_PROBLEM:_ State how many lines of the entries hold the string "name". Reply with the number alone.

(Excerpts from a figure dataset)
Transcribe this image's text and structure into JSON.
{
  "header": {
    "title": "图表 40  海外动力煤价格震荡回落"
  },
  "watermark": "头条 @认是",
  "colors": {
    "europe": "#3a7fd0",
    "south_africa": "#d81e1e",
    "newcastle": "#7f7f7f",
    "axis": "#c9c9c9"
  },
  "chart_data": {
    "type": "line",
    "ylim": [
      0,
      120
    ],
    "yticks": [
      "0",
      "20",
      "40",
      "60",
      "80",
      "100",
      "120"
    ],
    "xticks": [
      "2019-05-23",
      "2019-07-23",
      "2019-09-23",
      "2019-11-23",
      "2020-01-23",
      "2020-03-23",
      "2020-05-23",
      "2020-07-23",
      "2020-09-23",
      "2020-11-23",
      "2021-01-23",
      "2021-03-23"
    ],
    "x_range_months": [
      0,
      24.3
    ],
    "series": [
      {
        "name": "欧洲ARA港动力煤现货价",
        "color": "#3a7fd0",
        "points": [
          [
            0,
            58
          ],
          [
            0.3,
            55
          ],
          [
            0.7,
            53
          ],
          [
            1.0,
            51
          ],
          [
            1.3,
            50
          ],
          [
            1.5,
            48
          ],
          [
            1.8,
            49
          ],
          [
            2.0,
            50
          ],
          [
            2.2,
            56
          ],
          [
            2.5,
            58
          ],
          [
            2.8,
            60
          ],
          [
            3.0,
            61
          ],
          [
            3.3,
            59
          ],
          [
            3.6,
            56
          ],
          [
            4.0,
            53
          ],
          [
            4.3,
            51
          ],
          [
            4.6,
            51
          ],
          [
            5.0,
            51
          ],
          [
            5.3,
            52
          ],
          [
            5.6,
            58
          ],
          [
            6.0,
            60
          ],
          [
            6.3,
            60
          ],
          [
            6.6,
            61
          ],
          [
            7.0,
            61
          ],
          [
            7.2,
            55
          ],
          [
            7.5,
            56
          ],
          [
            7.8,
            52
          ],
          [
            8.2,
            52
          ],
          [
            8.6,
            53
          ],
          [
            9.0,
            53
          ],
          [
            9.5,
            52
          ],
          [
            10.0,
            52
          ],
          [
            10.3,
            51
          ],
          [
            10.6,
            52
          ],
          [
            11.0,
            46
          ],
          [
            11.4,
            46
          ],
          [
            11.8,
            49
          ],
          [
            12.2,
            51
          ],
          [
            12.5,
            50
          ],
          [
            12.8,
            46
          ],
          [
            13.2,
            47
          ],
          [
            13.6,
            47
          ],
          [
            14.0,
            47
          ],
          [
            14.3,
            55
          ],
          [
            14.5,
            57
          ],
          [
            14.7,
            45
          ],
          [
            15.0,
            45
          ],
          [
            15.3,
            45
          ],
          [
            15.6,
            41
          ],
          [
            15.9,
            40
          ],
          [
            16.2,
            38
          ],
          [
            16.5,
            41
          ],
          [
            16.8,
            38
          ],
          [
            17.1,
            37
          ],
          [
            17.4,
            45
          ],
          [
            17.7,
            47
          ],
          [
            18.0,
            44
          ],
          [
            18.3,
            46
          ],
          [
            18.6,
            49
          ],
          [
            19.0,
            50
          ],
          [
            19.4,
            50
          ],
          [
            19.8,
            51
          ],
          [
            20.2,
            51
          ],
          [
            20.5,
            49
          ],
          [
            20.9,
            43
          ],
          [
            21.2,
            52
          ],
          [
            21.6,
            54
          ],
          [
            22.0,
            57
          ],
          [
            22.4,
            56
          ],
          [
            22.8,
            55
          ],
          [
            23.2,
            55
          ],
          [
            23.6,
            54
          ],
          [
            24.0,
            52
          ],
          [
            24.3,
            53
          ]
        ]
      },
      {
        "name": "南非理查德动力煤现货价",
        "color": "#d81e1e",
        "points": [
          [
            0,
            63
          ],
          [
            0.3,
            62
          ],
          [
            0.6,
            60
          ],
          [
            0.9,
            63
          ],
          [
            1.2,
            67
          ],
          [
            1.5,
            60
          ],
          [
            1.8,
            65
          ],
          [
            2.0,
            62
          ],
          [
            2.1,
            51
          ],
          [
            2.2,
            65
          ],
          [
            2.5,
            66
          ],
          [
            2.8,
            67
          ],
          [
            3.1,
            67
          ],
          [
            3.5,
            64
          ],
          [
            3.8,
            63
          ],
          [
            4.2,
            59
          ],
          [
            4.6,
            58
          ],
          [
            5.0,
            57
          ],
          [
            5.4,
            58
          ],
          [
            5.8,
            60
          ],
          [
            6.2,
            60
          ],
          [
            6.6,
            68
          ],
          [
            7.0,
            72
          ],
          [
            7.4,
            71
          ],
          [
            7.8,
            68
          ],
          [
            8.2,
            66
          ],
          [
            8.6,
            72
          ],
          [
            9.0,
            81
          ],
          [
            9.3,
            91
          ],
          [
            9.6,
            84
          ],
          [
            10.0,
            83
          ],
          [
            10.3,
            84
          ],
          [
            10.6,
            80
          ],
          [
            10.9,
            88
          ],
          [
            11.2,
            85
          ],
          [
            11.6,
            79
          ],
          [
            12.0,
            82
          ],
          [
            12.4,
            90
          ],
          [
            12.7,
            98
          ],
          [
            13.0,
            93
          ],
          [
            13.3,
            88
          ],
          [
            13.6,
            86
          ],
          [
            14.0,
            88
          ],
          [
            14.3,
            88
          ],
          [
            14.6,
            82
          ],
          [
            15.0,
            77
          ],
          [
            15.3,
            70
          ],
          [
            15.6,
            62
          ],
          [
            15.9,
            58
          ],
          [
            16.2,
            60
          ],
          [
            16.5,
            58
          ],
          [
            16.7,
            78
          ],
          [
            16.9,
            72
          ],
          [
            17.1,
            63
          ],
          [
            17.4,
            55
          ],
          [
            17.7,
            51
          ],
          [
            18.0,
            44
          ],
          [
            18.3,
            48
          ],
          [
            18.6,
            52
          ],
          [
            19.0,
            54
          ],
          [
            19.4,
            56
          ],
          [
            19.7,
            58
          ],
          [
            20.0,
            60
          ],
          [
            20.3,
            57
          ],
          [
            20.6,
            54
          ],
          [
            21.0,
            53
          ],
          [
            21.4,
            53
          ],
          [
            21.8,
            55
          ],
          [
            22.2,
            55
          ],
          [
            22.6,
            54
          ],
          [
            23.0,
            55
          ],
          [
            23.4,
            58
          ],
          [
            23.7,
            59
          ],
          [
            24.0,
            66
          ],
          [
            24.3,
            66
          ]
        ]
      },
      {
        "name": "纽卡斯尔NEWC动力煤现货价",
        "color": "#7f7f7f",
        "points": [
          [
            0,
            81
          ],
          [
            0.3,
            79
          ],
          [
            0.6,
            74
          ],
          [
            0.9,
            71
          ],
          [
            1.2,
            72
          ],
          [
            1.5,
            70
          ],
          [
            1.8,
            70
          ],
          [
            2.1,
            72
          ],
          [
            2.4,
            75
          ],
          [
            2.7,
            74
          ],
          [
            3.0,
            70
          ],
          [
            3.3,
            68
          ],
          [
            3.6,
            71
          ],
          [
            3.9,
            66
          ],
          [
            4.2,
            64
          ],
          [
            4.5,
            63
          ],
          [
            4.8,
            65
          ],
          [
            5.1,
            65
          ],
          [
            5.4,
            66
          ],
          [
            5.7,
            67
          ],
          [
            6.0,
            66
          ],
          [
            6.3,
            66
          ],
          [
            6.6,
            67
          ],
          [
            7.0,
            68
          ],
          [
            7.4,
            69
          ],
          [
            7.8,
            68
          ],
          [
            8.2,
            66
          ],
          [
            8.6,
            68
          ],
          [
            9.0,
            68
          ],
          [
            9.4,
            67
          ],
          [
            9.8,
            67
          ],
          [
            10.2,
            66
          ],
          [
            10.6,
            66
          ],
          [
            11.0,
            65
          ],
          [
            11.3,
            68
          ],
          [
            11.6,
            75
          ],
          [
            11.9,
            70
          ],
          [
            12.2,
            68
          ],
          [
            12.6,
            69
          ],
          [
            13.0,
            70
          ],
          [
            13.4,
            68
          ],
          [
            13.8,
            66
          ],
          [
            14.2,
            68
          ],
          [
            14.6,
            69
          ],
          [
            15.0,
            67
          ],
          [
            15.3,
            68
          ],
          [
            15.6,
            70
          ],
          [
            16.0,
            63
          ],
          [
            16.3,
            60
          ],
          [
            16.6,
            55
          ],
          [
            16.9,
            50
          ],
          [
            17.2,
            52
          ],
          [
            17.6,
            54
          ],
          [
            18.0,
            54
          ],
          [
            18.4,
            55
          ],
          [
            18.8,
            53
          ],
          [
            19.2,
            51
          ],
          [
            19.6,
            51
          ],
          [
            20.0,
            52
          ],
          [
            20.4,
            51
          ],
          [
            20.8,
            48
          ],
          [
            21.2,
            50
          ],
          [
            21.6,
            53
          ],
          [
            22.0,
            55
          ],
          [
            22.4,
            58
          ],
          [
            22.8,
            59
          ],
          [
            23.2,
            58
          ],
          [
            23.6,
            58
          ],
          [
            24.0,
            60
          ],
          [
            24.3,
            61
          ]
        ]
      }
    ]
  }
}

_TASK RESULT:_ 3